[Structured figure records]
***
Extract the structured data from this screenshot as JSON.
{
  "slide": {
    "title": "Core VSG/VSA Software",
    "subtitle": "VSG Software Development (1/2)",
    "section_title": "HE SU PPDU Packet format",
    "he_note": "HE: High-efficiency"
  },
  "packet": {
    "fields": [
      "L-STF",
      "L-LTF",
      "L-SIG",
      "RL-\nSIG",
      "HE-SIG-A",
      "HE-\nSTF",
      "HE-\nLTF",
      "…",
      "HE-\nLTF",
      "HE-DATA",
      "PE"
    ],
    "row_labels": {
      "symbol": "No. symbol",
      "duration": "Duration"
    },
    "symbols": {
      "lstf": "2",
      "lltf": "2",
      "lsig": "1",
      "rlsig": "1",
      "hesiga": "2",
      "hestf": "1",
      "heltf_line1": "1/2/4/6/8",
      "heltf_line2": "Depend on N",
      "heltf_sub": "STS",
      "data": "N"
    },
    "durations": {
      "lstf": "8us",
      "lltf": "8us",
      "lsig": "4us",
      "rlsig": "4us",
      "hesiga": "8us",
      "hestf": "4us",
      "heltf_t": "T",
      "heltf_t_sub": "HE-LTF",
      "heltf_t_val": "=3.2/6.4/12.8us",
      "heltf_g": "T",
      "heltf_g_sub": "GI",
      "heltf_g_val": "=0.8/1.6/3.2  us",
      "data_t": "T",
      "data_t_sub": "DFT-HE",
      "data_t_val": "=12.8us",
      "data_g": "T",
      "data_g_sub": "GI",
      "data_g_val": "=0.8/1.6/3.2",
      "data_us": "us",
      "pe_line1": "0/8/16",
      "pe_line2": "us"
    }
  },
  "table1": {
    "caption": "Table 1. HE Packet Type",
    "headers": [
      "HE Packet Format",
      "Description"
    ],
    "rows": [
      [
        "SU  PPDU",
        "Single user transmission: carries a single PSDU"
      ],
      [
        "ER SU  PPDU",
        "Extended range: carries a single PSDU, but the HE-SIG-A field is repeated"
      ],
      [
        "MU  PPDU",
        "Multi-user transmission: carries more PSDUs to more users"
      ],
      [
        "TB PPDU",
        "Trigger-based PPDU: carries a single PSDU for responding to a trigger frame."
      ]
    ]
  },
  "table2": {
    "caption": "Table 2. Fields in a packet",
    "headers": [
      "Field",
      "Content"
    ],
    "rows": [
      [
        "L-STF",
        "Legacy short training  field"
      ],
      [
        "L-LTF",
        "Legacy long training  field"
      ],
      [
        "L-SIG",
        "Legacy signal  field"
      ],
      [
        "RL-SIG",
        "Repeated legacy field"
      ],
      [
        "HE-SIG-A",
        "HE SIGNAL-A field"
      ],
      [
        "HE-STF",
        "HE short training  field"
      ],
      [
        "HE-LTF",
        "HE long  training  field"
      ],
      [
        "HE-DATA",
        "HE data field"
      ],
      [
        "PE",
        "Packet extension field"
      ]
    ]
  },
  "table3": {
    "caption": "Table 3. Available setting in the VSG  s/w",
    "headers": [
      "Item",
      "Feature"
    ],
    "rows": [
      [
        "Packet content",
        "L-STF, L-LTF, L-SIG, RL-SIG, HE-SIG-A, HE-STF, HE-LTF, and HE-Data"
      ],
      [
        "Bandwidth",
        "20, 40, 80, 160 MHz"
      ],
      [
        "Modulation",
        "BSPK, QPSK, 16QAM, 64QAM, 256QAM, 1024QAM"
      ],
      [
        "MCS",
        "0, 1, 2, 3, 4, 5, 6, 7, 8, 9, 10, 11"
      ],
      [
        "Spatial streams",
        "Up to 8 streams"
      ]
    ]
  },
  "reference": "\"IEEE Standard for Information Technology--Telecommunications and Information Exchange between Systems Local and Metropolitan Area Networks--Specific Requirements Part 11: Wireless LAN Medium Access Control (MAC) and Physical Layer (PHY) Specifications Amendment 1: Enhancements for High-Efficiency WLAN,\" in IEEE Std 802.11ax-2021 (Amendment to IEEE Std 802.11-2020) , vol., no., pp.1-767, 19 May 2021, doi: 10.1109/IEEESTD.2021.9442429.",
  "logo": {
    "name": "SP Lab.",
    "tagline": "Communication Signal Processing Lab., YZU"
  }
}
***
* What is expected: Copy out every line of the data that includes the word "training".

* Worked answer:
        "Legacy short training  field"
        "Legacy long training  field"
        "HE short training  field"
        "HE long  training  field"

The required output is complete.